(Saved entries)
┌────────

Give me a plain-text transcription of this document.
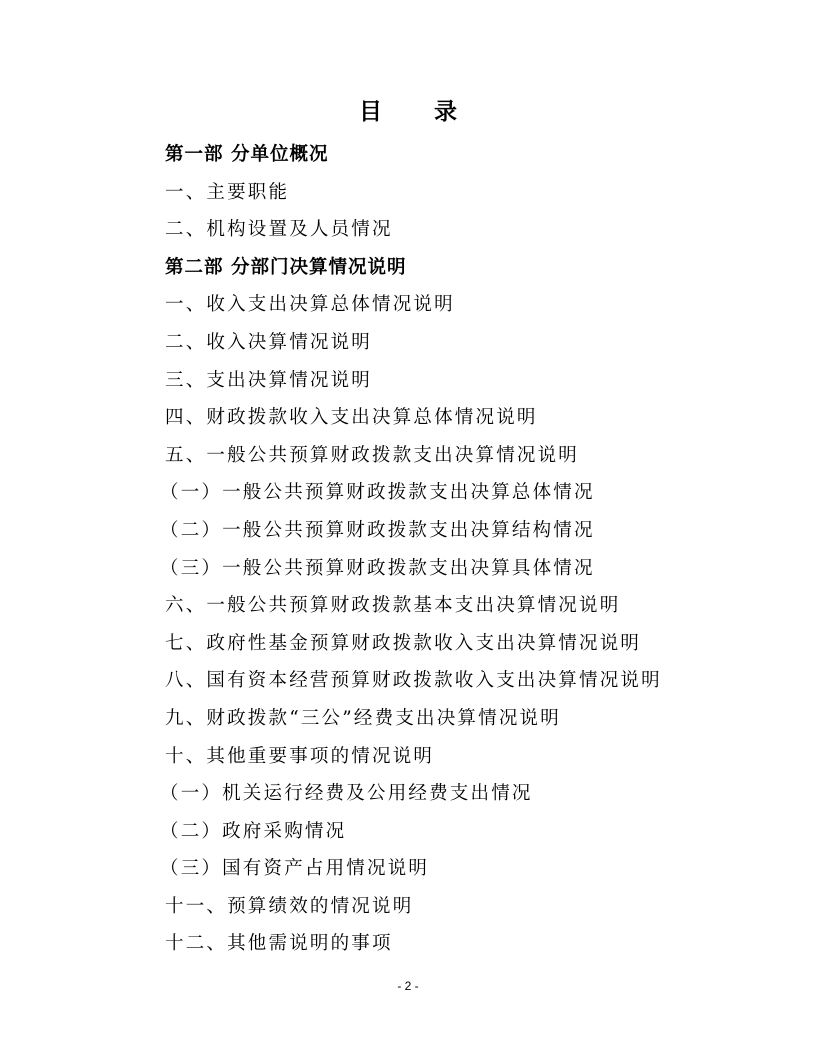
目 录
第一部 分单位概况
一、主要职能
二、机构设置及人员情况
第二部 分部门决算情况说明
一、收入支出决算总体情况说明
二、收入决算情况说明
三、支出决算情况说明
四、财政拨款收入支出决算总体情况说明
五、一般公共预算财政拨款支出决算情况说明
（一）一般公共预算财政拨款支出决算总体情况
（二）一般公共预算财政拨款支出决算结构情况
（三）一般公共预算财政拨款支出决算具体情况
六、一般公共预算财政拨款基本支出决算情况说明
七、政府性基金预算财政拨款收入支出决算情况说明
八、国有资本经营预算财政拨款收入支出决算情况说明
九、财政拨款“三公”经费支出决算情况说明
十、其他重要事项的情况说明
（一）机关运行经费及公用经费支出情况
（二）政府采购情况
（三）国有资产占用情况说明
十一、预算绩效的情况说明
十二、其他需说明的事项
- 2 -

└────────

* PROBLEM REQUIREMENTS
Make an exact copy of the listing above. Do not include the pictures.

* TASK SOLUTION
Give me a plain-text transcription of this document.
目 录
第一部 分单位概况
一、主要职能
二、机构设置及人员情况
第二部 分部门决算情况说明
一、收入支出决算总体情况说明
二、收入决算情况说明
三、支出决算情况说明
四、财政拨款收入支出决算总体情况说明
五、一般公共预算财政拨款支出决算情况说明
（一）一般公共预算财政拨款支出决算总体情况
（二）一般公共预算财政拨款支出决算结构情况
（三）一般公共预算财政拨款支出决算具体情况
六、一般公共预算财政拨款基本支出决算情况说明
七、政府性基金预算财政拨款收入支出决算情况说明
八、国有资本经营预算财政拨款收入支出决算情况说明
九、财政拨款“三公”经费支出决算情况说明
十、其他重要事项的情况说明
（一）机关运行经费及公用经费支出情况
（二）政府采购情况
（三）国有资产占用情况说明
十一、预算绩效的情况说明
十二、其他需说明的事项
- 2 -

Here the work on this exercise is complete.